◆ **Your task**:
Keep only the lines where "project" appears.
%%
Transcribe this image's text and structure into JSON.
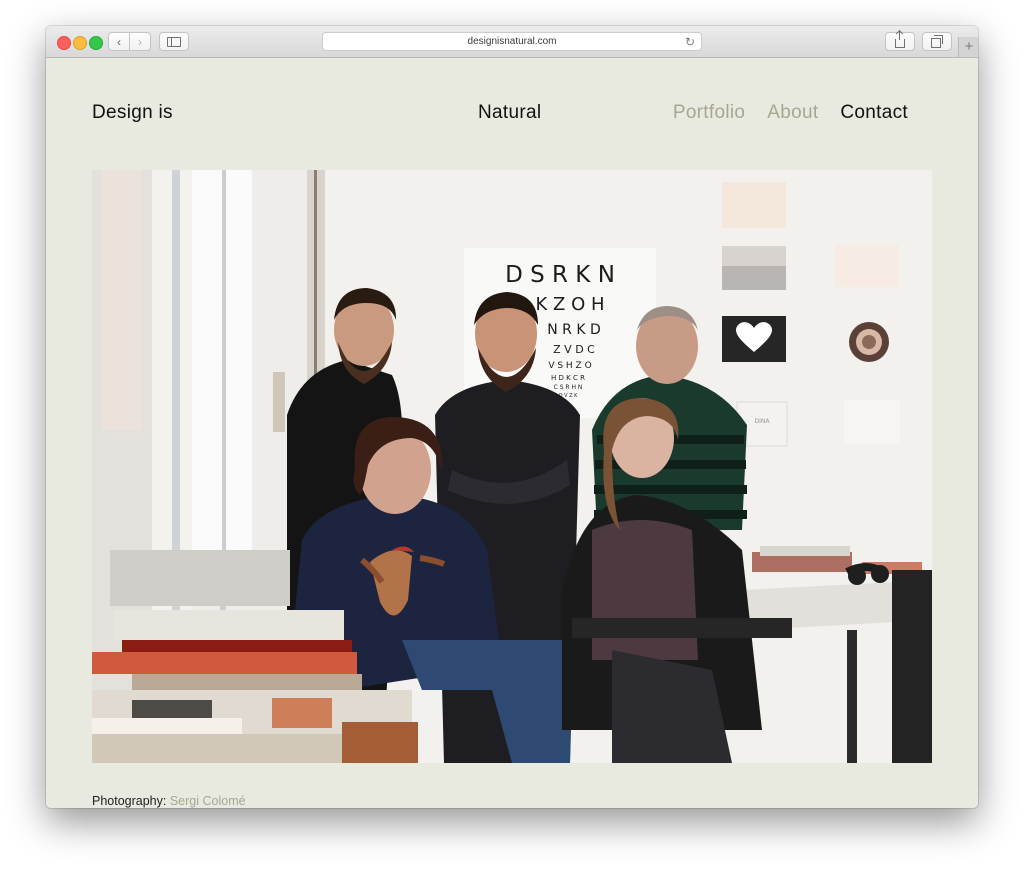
{
  "browser": {
    "url": "designisnatural.com",
    "nav_back_glyph": "‹",
    "nav_forward_glyph": "›",
    "reload_glyph": "↻",
    "new_tab_glyph": "+",
    "icons": [
      "back-icon",
      "forward-icon",
      "sidebar-icon",
      "reload-icon",
      "share-icon",
      "tabs-icon",
      "new-tab-icon"
    ]
  },
  "site": {
    "title": "Design is",
    "title_word": "Natural",
    "nav": [
      {
        "label": "Portfolio",
        "active": false
      },
      {
        "label": "About",
        "active": false
      },
      {
        "label": "Contact",
        "active": true
      }
    ]
  },
  "photo": {
    "eye_chart_rows": [
      "D S R K N",
      "K Z O H",
      "N R K D",
      "Z V D C",
      "V S H Z O",
      "H D K C R",
      "C S R H N",
      "O V Z K"
    ],
    "small_card_text": "DINA"
  },
  "credit": {
    "label": "Photography:",
    "author": "Sergi Colomé"
  },
  "colors": {
    "page_background": "#e9eadf",
    "nav_muted": "#a6a693",
    "nav_active": "#111111"
  }
}
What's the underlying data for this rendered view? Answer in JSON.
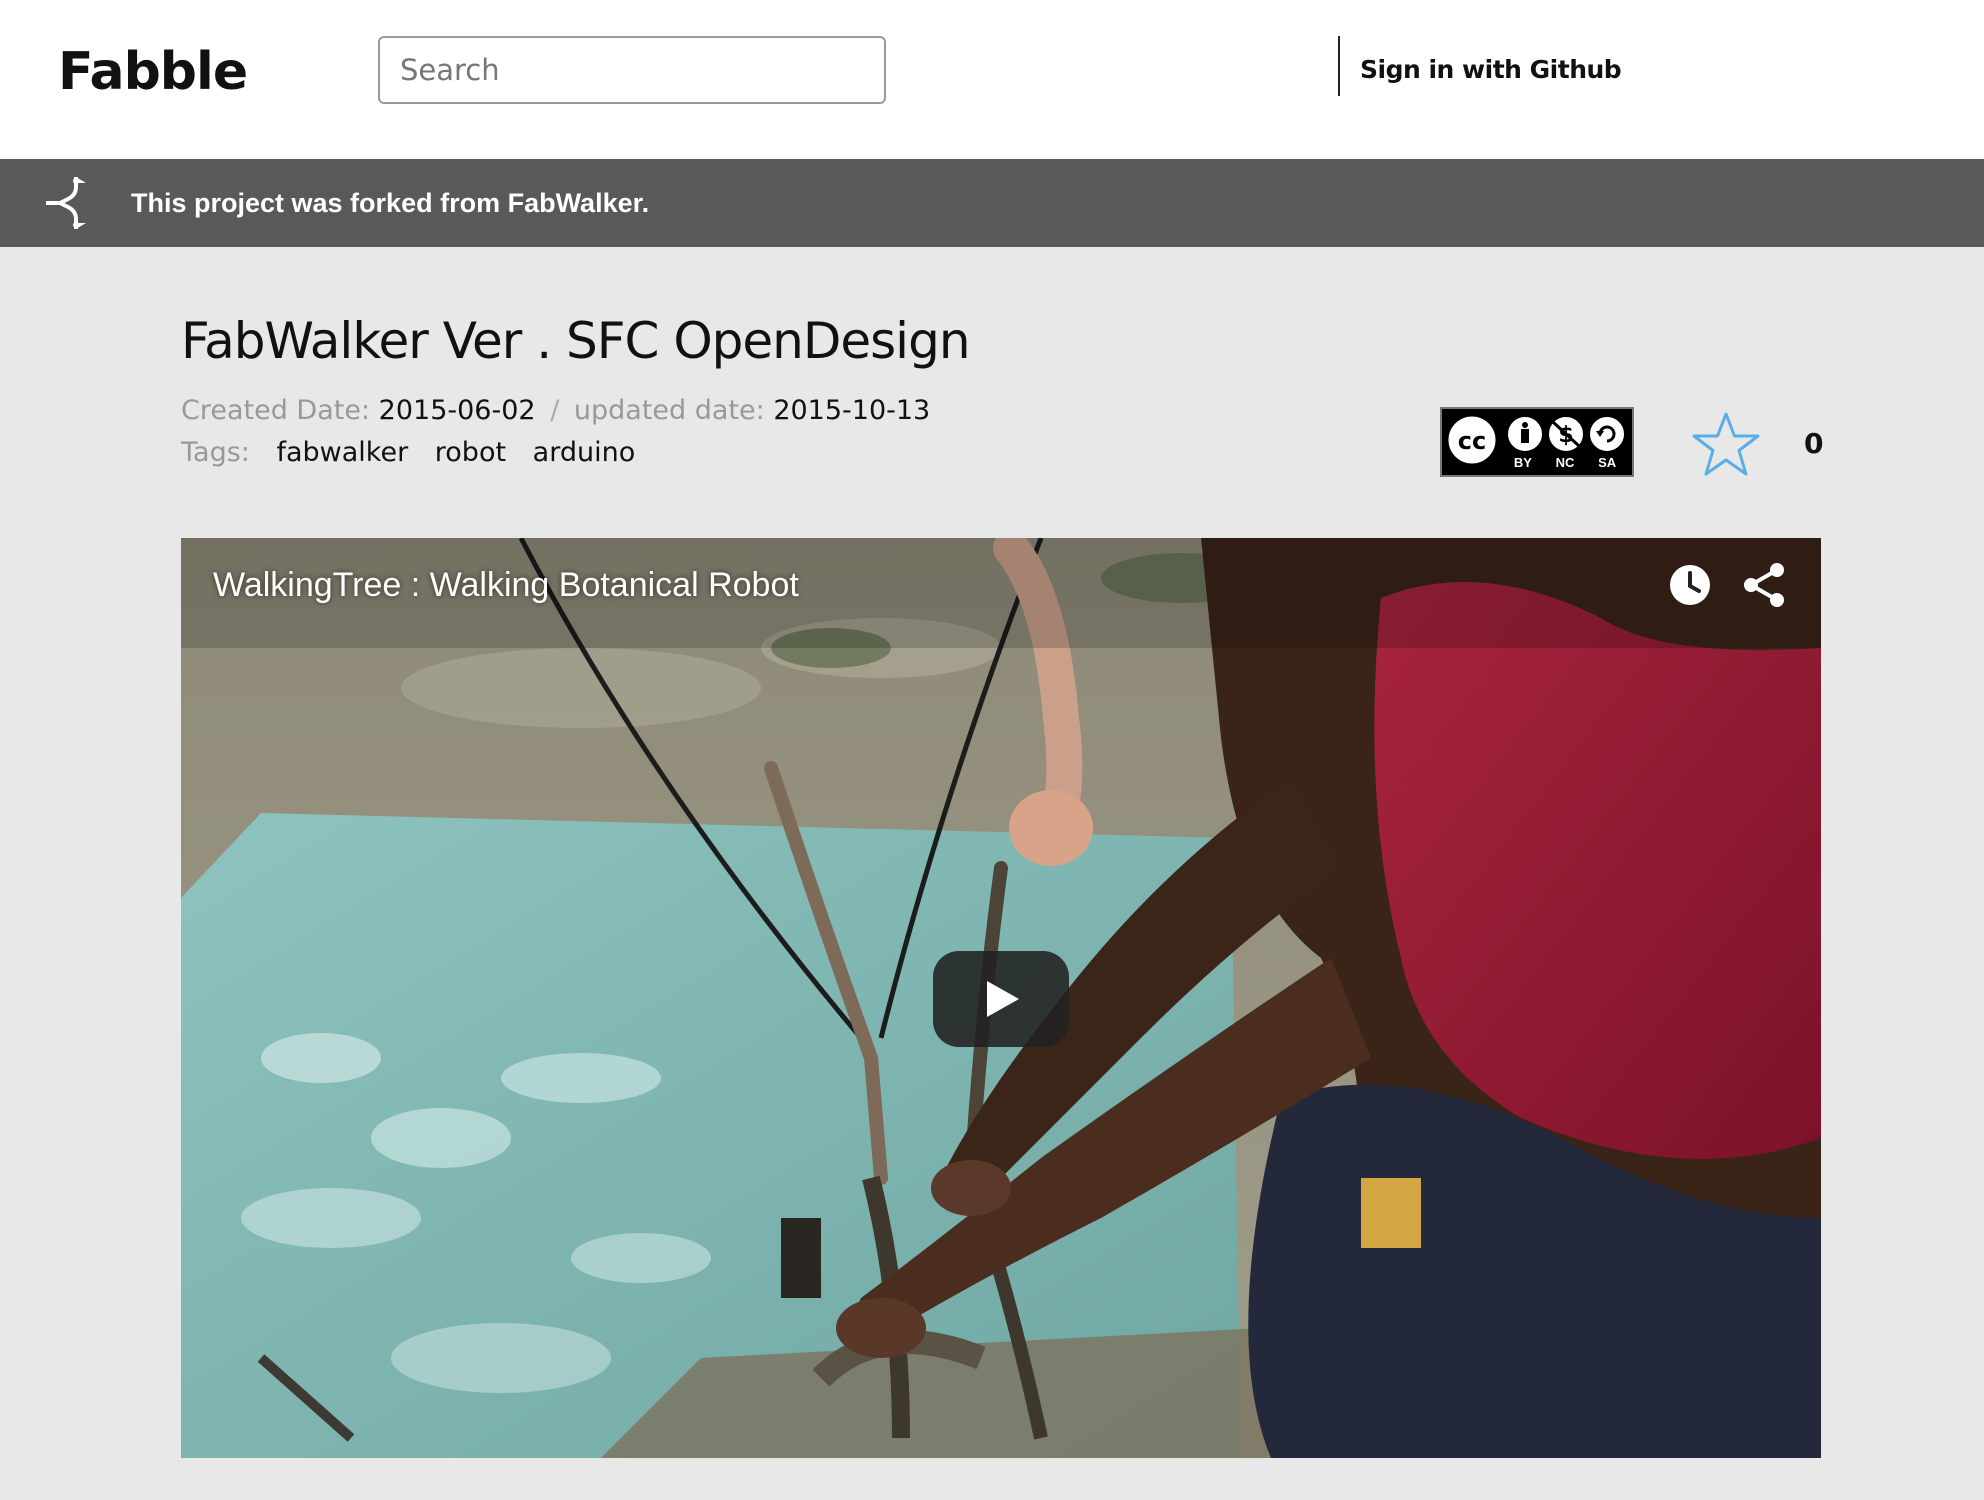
{
  "header": {
    "logo": "Fabble",
    "search_placeholder": "Search",
    "signin_label": "Sign in with Github"
  },
  "banner": {
    "text": "This project was forked from FabWalker.",
    "icon": "fork-icon"
  },
  "project": {
    "title": "FabWalker Ver . SFC OpenDesign",
    "created_label": "Created Date:",
    "created_value": "2015-06-02",
    "separator": "/",
    "updated_label": "updated date:",
    "updated_value": "2015-10-13",
    "tags_label": "Tags:",
    "tags": [
      "fabwalker",
      "robot",
      "arduino"
    ],
    "license": {
      "icon": "cc-by-nc-sa-icon",
      "labels": [
        "BY",
        "NC",
        "SA"
      ]
    },
    "star_icon": "star-icon",
    "star_count": "0"
  },
  "video": {
    "title": "WalkingTree : Walking Botanical Robot",
    "icons": [
      "clock-icon",
      "share-icon",
      "play-icon"
    ]
  },
  "colors": {
    "banner_bg": "#595959",
    "page_bg": "#e8e8e8",
    "star_outline": "#5aaee8"
  }
}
%%
◆ **Solution below**:
    "text": "This project was forked from FabWalker.",
  "project": {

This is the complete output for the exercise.